------ Given data ------

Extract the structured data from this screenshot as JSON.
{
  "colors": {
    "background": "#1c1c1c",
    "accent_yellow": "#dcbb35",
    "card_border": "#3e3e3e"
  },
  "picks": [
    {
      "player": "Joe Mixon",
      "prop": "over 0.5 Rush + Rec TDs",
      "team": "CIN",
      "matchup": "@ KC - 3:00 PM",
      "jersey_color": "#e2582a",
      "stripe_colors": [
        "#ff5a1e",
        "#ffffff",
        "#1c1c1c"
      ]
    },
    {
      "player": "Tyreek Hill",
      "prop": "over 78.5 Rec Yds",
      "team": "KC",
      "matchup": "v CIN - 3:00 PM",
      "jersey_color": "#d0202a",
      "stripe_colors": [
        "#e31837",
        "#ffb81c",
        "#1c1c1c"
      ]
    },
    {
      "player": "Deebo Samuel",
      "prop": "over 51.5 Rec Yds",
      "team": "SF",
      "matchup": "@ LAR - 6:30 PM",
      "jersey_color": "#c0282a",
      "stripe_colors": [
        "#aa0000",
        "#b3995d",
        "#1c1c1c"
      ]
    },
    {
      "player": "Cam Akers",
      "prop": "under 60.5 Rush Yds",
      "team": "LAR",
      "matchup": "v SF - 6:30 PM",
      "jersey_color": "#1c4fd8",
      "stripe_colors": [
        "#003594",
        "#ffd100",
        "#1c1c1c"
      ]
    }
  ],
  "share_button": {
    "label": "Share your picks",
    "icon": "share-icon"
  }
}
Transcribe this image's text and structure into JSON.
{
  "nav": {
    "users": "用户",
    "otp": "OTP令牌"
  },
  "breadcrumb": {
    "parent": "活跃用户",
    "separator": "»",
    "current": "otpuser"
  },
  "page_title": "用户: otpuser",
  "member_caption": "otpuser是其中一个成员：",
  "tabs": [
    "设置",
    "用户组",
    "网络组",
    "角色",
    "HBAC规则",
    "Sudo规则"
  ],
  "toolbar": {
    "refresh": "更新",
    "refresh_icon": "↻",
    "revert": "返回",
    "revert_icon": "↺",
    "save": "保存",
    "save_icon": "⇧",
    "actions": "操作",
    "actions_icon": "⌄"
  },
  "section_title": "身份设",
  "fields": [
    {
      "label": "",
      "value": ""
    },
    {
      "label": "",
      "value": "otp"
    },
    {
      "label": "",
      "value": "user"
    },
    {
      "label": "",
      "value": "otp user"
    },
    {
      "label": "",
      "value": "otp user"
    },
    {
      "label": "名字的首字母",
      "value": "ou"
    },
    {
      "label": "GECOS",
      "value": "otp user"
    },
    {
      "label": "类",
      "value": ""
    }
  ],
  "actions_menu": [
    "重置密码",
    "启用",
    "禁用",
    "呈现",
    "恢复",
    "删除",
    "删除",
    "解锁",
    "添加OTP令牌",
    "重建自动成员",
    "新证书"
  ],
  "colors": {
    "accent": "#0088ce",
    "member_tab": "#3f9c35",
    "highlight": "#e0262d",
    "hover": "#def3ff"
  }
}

------

Direction ::
Write out the lines above from the one containing "Transcribe this image's" through the last, exactly as they are.

Solution for this exercise ::
Transcribe this image's text and structure into JSON.
{
  "nav": {
    "users": "用户",
    "otp": "OTP令牌"
  },
  "breadcrumb": {
    "parent": "活跃用户",
    "separator": "»",
    "current": "otpuser"
  },
  "page_title": "用户: otpuser",
  "member_caption": "otpuser是其中一个成员：",
  "tabs": [
    "设置",
    "用户组",
    "网络组",
    "角色",
    "HBAC规则",
    "Sudo规则"
  ],
  "toolbar": {
    "refresh": "更新",
    "refresh_icon": "↻",
    "revert": "返回",
    "revert_icon": "↺",
    "save": "保存",
    "save_icon": "⇧",
    "actions": "操作",
    "actions_icon": "⌄"
  },
  "section_title": "身份设",
  "fields": [
    {
      "label": "",
      "value": ""
    },
    {
      "label": "",
      "value": "otp"
    },
    {
      "label": "",
      "value": "user"
    },
    {
      "label": "",
      "value": "otp user"
    },
    {
      "label": "",
      "value": "otp user"
    },
    {
      "label": "名字的首字母",
      "value": "ou"
    },
    {
      "label": "GECOS",
      "value": "otp user"
    },
    {
      "label": "类",
      "value": ""
    }
  ],
  "actions_menu": [
    "重置密码",
    "启用",
    "禁用",
    "呈现",
    "恢复",
    "删除",
    "删除",
    "解锁",
    "添加OTP令牌",
    "重建自动成员",
    "新证书"
  ],
  "colors": {
    "accent": "#0088ce",
    "member_tab": "#3f9c35",
    "highlight": "#e0262d",
    "hover": "#def3ff"
  }
}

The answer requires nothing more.